SUPPLIED RECORDS:
---

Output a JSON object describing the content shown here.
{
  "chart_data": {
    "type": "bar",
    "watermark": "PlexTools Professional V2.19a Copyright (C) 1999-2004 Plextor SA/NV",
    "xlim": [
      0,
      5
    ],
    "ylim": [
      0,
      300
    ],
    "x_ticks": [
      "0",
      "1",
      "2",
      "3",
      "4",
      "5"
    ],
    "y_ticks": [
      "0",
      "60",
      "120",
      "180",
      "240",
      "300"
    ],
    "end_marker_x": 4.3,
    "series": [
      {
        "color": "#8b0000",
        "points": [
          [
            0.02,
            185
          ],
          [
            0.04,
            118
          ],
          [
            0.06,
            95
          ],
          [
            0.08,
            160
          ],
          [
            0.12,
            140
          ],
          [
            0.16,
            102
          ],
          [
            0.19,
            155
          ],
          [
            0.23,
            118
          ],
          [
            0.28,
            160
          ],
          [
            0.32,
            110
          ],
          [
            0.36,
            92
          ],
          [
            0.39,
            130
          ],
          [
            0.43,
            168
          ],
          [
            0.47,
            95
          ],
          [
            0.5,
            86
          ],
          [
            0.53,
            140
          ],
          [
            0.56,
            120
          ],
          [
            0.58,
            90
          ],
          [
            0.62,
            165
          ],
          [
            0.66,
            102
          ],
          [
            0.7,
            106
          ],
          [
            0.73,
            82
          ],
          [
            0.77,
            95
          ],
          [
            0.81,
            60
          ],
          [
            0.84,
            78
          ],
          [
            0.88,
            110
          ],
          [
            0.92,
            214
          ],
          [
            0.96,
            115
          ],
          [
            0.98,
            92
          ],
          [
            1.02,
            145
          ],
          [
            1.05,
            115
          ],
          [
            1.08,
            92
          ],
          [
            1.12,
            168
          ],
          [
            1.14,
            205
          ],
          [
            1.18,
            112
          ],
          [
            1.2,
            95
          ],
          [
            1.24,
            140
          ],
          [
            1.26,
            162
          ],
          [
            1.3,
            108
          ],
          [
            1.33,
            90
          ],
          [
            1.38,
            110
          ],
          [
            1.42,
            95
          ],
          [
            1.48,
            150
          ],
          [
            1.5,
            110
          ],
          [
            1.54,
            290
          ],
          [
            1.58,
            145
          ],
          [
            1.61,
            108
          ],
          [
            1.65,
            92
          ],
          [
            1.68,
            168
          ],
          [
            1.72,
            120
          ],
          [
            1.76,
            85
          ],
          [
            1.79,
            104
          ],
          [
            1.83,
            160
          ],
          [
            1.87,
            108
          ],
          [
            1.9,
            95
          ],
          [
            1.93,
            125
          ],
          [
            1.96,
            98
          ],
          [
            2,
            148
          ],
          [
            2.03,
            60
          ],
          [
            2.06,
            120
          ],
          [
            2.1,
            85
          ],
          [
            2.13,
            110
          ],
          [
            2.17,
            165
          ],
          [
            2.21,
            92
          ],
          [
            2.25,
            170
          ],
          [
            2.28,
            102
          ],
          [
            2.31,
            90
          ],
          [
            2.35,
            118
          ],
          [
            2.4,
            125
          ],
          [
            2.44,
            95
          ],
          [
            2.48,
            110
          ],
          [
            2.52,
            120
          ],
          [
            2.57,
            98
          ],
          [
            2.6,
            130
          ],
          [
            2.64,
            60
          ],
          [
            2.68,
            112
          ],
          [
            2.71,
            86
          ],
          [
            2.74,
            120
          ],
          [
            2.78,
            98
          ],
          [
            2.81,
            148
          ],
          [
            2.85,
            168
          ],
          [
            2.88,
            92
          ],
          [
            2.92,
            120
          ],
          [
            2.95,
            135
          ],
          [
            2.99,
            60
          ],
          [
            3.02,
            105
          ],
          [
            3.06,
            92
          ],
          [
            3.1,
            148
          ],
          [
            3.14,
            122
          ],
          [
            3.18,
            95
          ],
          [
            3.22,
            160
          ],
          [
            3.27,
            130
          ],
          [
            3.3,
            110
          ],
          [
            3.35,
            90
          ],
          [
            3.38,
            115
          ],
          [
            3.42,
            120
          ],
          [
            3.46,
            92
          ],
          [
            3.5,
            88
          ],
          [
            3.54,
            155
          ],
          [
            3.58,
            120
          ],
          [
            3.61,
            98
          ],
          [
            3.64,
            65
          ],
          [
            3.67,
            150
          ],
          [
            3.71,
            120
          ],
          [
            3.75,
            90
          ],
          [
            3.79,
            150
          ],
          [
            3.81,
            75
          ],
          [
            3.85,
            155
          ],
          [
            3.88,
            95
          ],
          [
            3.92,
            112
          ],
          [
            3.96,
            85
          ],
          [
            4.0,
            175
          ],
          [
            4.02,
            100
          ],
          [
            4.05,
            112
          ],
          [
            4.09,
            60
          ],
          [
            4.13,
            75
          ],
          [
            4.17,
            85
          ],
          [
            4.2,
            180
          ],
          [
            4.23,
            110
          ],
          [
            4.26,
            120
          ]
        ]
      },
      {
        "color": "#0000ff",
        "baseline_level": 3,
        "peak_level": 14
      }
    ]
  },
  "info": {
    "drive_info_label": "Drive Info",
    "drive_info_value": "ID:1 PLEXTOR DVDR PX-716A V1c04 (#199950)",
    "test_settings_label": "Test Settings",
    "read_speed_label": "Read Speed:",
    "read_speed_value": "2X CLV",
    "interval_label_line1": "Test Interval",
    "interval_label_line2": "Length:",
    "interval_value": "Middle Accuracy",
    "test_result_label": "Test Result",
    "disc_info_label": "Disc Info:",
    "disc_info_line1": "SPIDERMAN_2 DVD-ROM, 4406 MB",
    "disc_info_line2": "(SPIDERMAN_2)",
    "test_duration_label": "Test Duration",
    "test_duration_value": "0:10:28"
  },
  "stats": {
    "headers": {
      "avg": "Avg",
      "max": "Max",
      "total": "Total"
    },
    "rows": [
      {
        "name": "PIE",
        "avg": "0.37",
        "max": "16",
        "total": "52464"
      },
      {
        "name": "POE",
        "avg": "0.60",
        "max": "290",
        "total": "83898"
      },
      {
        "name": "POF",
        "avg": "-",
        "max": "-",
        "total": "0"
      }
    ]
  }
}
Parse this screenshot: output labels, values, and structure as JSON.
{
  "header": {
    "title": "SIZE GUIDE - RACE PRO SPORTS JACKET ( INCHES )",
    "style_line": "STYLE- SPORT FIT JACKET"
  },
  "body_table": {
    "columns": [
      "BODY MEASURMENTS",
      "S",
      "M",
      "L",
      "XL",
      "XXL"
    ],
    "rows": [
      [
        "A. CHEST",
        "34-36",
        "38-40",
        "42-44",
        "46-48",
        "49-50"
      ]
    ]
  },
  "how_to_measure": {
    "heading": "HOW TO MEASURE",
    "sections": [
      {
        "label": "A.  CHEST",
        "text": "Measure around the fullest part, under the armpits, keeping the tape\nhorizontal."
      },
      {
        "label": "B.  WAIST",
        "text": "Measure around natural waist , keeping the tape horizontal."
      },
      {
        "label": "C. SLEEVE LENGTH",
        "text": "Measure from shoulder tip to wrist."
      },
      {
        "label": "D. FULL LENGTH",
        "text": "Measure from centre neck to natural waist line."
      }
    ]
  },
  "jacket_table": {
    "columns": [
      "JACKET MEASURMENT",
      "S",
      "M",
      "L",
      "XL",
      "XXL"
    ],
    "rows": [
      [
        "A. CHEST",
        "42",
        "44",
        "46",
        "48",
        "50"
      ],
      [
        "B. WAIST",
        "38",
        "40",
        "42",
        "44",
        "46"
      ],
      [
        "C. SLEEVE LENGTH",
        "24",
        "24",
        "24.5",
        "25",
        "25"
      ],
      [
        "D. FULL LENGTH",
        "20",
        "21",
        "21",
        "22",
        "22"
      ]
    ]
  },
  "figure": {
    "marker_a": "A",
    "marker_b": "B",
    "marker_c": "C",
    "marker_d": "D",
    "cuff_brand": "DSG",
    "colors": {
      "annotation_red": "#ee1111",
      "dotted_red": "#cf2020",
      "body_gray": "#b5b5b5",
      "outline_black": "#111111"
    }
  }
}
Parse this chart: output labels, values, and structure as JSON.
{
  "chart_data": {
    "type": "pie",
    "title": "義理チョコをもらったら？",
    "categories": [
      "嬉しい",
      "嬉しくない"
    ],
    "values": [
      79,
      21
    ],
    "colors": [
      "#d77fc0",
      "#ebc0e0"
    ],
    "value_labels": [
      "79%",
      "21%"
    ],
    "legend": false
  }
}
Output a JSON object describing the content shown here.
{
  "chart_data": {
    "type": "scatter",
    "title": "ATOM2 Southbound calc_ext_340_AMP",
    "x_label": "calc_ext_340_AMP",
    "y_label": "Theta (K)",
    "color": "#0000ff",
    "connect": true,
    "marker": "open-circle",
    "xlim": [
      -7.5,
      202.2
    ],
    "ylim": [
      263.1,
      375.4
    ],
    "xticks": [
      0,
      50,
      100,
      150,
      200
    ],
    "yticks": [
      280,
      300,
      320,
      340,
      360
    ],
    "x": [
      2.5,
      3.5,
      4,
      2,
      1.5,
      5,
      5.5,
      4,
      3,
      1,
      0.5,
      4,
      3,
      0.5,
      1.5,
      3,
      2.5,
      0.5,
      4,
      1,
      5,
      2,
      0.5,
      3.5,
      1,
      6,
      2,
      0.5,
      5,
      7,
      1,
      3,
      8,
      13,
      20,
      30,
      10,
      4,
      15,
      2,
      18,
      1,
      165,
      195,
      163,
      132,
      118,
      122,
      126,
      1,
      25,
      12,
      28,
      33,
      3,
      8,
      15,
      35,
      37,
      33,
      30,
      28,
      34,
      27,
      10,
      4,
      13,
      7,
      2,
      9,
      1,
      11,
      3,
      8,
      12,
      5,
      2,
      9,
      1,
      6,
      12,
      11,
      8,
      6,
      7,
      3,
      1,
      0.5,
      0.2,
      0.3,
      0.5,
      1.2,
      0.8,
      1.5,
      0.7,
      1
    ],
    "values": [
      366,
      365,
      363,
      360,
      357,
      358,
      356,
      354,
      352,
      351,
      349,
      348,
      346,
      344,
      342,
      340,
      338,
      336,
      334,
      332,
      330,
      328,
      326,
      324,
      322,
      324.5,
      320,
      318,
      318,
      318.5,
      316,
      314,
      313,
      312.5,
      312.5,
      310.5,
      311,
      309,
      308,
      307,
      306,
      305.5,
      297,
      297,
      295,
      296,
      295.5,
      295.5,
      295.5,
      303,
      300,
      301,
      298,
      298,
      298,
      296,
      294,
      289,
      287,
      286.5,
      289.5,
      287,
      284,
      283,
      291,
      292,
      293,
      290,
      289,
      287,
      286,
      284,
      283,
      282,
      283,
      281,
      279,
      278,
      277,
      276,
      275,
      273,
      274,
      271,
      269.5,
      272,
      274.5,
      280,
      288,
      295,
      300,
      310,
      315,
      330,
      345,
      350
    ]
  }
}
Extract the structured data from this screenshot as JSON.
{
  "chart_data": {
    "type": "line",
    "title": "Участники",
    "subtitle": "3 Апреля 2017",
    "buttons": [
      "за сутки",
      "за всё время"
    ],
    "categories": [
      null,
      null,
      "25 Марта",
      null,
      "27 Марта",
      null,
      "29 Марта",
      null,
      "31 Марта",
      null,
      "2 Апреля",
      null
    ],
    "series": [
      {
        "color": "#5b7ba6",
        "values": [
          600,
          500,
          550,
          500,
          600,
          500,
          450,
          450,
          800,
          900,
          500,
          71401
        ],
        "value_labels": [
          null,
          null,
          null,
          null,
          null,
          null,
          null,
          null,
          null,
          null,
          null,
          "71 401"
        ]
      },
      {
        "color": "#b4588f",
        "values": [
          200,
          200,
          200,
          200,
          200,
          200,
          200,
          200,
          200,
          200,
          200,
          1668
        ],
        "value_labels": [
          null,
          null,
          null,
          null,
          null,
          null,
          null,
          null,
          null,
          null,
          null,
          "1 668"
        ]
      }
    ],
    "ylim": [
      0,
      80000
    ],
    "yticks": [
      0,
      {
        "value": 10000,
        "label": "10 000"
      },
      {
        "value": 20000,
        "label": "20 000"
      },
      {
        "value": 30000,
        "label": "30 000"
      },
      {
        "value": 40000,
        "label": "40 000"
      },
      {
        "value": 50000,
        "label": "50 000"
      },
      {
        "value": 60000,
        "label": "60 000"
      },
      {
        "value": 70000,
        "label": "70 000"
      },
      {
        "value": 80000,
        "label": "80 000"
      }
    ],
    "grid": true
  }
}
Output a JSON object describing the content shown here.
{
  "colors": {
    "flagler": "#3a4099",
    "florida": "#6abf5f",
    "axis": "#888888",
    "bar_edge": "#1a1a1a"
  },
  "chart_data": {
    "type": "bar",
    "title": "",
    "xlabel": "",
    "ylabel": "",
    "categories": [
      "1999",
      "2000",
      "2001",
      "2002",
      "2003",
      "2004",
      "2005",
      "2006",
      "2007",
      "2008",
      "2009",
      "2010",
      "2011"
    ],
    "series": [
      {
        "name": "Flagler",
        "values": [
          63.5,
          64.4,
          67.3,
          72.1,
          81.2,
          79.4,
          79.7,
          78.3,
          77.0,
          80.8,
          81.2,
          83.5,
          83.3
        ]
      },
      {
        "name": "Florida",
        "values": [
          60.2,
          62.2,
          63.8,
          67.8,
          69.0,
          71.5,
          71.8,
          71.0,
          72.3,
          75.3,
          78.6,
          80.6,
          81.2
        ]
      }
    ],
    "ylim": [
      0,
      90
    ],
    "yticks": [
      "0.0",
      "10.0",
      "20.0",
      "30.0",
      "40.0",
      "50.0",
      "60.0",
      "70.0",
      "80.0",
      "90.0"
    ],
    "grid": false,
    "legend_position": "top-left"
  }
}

---

WHAT IS EXPECTED:
Across the entries, how many lines hold the word "text"? Say only the number.

THE COMPLETED TASK:
4